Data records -
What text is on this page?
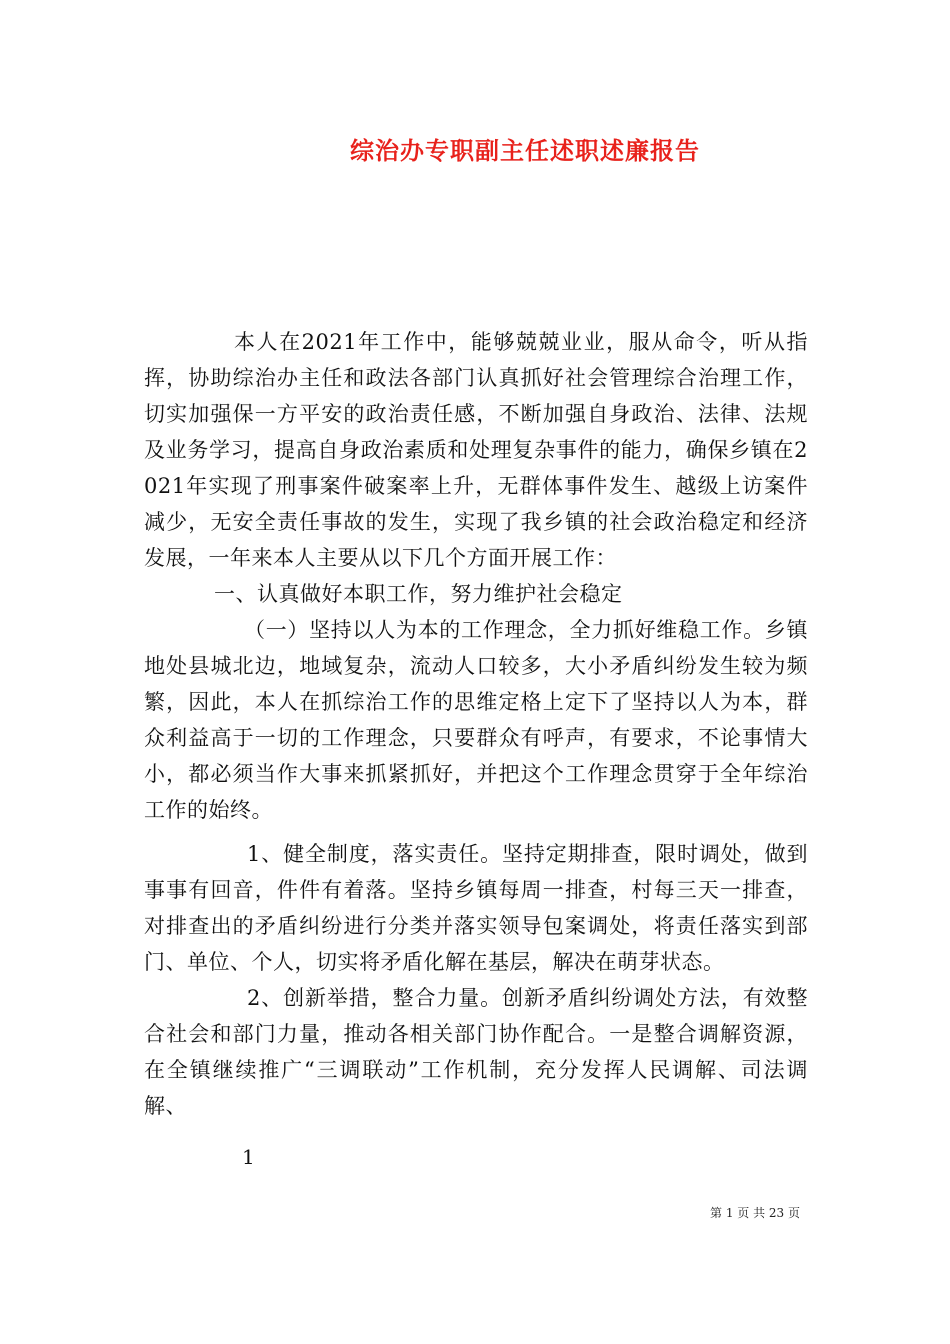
综治办专职副主任述职述廉报告

本人在2021年工作中，能够兢兢业业，服从命令，听从指挥，协助综治办主任和政法各部门认真抓好社会管理综合治理工作，切实加强保一方平安的政治责任感，不断加强自身政治、法律、法规及业务学习，提高自身政治素质和处理复杂事件的能力，确保乡镇在2021年实现了刑事案件破案率上升，无群体事件发生、越级上访案件减少，无安全责任事故的发生，实现了我乡镇的社会政治稳定和经济发展，一年来本人主要从以下几个方面开展工作：

一、认真做好本职工作，努力维护社会稳定

（一）坚持以人为本的工作理念，全力抓好维稳工作。乡镇地处县城北边，地域复杂，流动人口较多，大小矛盾纠纷发生较为频繁，因此，本人在抓综治工作的思维定格上定下了坚持以人为本，群众利益高于一切的工作理念，只要群众有呼声，有要求，不论事情大小，都必须当作大事来抓紧抓好，并把这个工作理念贯穿于全年综治工作的始终。

1、健全制度，落实责任。坚持定期排查，限时调处，做到事事有回音，件件有着落。坚持乡镇每周一排查，村每三天一排查，对排查出的矛盾纠纷进行分类并落实领导包案调处，将责任落实到部门、单位、个人，切实将矛盾化解在基层，解决在萌芽状态。

2、创新举措，整合力量。创新矛盾纠纷调处方法，有效整合社会和部门力量，推动各相关部门协作配合。一是整合调解资源，在全镇继续推广“三调联动”工作机制，充分发挥人民调解、司法调解、

1
第 1 页 共 23 页
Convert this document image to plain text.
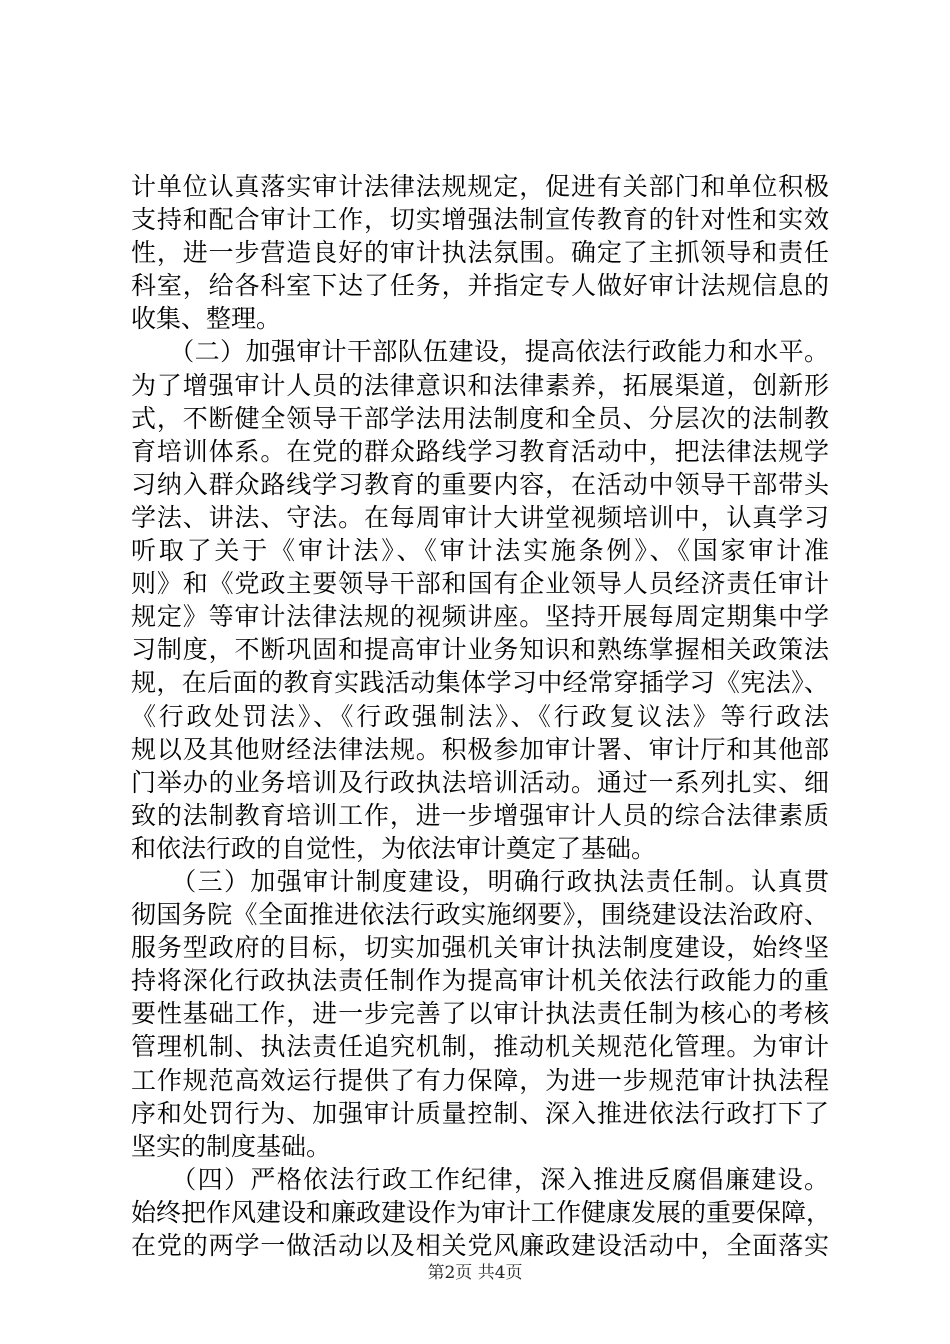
计单位认真落实审计法律法规规定，促进有关部门和单位积极
支持和配合审计工作，切实增强法制宣传教育的针对性和实效
性，进一步营造良好的审计执法氛围。确定了主抓领导和责任
科室，给各科室下达了任务，并指定专人做好审计法规信息的
收集、整理。
　　（二）加强审计干部队伍建设，提高依法行政能力和水平。
为了增强审计人员的法律意识和法律素养，拓展渠道，创新形
式，不断健全领导干部学法用法制度和全员、分层次的法制教
育培训体系。在党的群众路线学习教育活动中，把法律法规学
习纳入群众路线学习教育的重要内容，在活动中领导干部带头
学法、讲法、守法。在每周审计大讲堂视频培训中，认真学习
听取了关于《审计法》、《审计法实施条例》、《国家审计准
则》和《党政主要领导干部和国有企业领导人员经济责任审计
规定》等审计法律法规的视频讲座。坚持开展每周定期集中学
习制度，不断巩固和提高审计业务知识和熟练掌握相关政策法
规，在后面的教育实践活动集体学习中经常穿插学习《宪法》、
《行政处罚法》、《行政强制法》、《行政复议法》等行政法
规以及其他财经法律法规。积极参加审计署、审计厅和其他部
门举办的业务培训及行政执法培训活动。通过一系列扎实、细
致的法制教育培训工作，进一步增强审计人员的综合法律素质
和依法行政的自觉性，为依法审计奠定了基础。
　　（三）加强审计制度建设，明确行政执法责任制。认真贯
彻国务院《全面推进依法行政实施纲要》，围绕建设法治政府、
服务型政府的目标，切实加强机关审计执法制度建设，始终坚
持将深化行政执法责任制作为提高审计机关依法行政能力的重
要性基础工作，进一步完善了以审计执法责任制为核心的考核
管理机制、执法责任追究机制，推动机关规范化管理。为审计
工作规范高效运行提供了有力保障，为进一步规范审计执法程
序和处罚行为、加强审计质量控制、深入推进依法行政打下了
坚实的制度基础。
　　（四）严格依法行政工作纪律，深入推进反腐倡廉建设。
始终把作风建设和廉政建设作为审计工作健康发展的重要保障，
在党的两学一做活动以及相关党风廉政建设活动中，全面落实
第2页 共4页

REQUIRED WORK -
Write only the number of lines in the records that include the word "text".

ANSWER TO THIS EXERCISE -
2